[Start]

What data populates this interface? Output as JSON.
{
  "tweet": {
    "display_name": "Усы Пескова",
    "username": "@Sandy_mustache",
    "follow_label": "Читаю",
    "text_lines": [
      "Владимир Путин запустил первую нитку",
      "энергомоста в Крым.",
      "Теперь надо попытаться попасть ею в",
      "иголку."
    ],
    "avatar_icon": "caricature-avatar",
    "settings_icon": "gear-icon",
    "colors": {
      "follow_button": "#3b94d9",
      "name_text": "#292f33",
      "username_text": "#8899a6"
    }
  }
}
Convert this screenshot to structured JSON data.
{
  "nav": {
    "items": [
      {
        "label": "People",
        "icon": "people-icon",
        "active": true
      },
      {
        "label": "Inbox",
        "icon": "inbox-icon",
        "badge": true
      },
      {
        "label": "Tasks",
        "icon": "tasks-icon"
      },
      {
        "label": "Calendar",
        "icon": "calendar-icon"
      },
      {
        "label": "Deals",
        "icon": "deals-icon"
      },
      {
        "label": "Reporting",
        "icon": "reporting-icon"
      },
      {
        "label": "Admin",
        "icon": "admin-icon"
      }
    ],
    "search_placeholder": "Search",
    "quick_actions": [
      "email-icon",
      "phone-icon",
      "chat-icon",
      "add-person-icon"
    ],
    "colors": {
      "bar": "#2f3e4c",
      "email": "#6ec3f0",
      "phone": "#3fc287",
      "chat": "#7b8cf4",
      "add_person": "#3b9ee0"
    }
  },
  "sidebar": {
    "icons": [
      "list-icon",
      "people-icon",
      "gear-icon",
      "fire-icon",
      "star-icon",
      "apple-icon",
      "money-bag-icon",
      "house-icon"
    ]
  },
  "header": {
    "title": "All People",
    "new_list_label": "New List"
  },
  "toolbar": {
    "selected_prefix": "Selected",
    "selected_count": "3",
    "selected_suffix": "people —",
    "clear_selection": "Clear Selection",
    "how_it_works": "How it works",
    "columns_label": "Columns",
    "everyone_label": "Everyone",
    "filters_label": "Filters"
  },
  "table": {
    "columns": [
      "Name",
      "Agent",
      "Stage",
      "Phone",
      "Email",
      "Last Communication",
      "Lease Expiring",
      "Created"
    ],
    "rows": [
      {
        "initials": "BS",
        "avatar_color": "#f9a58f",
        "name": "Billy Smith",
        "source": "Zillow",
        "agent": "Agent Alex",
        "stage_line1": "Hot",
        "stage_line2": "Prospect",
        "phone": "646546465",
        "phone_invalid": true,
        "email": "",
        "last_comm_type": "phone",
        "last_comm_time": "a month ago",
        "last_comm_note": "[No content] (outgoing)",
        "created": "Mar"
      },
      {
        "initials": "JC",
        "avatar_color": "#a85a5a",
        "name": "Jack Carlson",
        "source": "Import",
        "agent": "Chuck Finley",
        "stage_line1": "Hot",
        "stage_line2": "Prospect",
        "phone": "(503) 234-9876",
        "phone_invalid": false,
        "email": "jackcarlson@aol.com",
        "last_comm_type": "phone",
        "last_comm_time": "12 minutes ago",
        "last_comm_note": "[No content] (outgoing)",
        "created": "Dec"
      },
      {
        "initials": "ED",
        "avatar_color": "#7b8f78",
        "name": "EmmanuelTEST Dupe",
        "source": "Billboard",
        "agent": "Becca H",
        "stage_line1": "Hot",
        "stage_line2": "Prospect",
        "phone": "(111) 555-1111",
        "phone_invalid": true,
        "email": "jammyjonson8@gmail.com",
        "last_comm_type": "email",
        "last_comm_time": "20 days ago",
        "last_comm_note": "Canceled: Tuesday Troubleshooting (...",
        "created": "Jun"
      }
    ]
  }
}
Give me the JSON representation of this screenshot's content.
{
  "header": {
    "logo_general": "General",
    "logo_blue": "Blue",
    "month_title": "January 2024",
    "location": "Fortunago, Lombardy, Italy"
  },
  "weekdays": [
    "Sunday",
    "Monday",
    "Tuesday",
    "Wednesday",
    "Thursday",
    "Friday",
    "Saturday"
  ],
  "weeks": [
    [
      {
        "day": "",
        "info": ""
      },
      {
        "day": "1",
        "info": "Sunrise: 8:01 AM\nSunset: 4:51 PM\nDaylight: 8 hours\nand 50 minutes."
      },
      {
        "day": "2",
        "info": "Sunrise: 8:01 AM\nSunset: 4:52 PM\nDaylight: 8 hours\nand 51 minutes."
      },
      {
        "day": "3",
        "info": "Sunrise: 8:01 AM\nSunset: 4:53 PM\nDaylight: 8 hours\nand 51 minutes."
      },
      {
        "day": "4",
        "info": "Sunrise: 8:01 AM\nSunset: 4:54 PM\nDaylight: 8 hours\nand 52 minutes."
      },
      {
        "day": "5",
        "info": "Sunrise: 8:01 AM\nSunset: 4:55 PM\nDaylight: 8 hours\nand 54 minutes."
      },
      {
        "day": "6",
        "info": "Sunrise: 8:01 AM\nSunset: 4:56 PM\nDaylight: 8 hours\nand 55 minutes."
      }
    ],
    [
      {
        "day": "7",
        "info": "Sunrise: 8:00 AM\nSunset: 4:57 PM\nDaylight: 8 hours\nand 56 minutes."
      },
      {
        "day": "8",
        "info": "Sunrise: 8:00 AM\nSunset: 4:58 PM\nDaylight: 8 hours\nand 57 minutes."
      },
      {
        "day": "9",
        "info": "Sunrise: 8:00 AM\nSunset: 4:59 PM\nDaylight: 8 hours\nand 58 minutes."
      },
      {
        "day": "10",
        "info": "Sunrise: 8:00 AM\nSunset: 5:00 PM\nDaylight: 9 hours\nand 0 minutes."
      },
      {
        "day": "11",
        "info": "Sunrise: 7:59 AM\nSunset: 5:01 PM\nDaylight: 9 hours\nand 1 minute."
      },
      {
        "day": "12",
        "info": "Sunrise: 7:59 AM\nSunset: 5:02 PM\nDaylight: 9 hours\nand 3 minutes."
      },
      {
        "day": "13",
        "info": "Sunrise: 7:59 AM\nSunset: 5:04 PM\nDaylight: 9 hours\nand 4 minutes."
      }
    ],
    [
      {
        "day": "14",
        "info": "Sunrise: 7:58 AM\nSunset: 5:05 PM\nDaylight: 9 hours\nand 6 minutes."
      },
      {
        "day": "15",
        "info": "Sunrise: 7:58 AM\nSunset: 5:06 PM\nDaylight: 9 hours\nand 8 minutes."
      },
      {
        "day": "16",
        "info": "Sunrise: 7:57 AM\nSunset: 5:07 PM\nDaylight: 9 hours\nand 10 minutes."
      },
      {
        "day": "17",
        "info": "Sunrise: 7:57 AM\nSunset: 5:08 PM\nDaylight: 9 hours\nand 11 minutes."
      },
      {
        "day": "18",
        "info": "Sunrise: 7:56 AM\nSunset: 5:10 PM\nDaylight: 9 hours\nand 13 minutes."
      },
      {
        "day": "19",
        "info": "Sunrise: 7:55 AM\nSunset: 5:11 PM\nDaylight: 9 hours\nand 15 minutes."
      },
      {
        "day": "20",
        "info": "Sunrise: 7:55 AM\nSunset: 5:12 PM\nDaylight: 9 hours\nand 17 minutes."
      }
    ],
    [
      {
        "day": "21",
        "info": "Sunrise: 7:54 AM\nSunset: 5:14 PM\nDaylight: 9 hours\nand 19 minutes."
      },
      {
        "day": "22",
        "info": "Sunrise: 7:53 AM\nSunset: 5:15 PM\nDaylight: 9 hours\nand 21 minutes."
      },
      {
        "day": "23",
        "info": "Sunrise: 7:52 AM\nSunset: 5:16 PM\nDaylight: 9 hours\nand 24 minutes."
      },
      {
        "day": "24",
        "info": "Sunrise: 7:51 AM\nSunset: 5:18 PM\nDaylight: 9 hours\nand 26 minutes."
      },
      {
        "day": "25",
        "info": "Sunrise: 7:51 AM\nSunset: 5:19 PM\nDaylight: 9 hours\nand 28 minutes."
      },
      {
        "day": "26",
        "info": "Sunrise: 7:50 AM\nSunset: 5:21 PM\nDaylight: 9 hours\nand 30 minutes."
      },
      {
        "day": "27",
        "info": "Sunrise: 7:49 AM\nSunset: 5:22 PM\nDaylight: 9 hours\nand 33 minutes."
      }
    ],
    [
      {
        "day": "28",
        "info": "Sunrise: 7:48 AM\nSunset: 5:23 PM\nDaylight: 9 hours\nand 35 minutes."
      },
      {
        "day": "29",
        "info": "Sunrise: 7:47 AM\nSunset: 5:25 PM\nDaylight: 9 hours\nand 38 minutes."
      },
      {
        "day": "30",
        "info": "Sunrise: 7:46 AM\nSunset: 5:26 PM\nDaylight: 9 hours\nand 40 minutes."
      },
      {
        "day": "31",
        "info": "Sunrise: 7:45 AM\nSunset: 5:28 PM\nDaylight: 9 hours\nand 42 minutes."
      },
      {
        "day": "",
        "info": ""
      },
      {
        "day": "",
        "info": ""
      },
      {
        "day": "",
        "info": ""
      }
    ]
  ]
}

[End]

State how many lines of the listing hold the string "true"; reply with the number and nothing else.

4